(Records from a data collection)
# # #
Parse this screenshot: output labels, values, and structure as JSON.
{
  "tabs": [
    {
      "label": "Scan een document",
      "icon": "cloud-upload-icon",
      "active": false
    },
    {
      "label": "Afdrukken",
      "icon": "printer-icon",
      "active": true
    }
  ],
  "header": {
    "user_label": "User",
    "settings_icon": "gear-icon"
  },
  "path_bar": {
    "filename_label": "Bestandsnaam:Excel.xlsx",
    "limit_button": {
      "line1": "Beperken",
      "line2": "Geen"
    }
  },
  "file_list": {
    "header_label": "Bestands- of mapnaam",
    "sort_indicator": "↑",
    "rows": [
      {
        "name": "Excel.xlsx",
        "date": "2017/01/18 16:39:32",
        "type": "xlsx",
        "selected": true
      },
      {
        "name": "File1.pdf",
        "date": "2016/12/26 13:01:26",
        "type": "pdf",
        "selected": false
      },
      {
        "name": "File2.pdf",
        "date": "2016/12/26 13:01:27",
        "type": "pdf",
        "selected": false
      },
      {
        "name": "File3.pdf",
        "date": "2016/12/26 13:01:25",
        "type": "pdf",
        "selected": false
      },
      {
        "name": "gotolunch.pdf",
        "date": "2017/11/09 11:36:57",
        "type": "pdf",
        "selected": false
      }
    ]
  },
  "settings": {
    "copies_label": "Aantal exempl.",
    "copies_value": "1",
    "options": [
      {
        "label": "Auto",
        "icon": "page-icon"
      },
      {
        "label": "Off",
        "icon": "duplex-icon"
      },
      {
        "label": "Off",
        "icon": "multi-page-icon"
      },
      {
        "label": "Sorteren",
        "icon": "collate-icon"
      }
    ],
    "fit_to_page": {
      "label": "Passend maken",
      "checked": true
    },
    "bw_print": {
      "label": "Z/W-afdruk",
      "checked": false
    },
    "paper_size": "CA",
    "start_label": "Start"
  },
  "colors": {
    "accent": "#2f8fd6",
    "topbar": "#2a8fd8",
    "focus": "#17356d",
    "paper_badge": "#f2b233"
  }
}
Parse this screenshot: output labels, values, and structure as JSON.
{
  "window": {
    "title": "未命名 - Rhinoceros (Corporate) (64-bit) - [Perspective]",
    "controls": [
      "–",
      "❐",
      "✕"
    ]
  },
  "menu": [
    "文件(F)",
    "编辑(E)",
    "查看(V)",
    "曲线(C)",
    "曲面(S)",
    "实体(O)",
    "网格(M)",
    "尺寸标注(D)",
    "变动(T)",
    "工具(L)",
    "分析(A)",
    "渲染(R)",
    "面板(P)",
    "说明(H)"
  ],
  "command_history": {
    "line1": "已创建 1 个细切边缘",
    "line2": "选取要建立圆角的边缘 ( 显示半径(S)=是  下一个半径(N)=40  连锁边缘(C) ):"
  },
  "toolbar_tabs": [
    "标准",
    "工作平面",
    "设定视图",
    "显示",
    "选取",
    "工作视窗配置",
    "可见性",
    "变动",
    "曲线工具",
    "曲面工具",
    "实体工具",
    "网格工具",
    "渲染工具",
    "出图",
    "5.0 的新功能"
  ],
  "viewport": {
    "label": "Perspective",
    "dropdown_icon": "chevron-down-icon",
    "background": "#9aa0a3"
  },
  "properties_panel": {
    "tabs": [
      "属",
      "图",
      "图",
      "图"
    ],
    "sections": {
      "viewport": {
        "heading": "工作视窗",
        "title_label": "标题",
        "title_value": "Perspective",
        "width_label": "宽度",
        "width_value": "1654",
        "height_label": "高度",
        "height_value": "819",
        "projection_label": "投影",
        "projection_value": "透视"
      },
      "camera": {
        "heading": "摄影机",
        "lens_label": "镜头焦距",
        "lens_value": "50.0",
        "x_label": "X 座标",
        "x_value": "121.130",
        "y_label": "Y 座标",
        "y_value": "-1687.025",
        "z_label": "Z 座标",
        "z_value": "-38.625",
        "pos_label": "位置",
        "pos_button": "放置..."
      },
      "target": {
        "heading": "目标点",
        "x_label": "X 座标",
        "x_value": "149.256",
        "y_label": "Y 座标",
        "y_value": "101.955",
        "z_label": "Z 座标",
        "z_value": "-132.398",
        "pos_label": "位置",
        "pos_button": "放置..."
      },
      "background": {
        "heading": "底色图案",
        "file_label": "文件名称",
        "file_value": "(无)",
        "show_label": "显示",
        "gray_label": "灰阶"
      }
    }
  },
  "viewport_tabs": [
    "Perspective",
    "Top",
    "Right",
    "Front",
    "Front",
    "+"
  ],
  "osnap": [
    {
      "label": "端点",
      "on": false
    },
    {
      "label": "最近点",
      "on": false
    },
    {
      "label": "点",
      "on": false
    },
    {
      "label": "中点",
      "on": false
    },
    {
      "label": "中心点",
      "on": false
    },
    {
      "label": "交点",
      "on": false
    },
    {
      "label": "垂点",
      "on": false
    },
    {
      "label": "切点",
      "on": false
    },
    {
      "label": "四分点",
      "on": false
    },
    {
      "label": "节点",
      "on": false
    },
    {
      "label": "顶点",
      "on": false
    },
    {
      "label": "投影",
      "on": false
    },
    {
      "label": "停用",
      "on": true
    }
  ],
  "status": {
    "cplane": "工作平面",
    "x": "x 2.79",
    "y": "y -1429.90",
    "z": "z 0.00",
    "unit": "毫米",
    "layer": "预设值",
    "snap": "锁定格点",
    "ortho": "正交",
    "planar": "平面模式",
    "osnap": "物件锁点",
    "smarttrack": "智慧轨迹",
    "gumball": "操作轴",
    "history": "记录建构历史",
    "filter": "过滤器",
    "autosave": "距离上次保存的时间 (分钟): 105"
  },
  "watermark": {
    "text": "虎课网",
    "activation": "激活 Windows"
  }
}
# # #
PROBLEM DETAILS »
Scan the records above for the string "heading", then report every line that contains it.

TASK RESPONSE »
        "heading": "工作视窗",
        "heading": "摄影机",
        "heading": "目标点",
        "heading": "底色图案",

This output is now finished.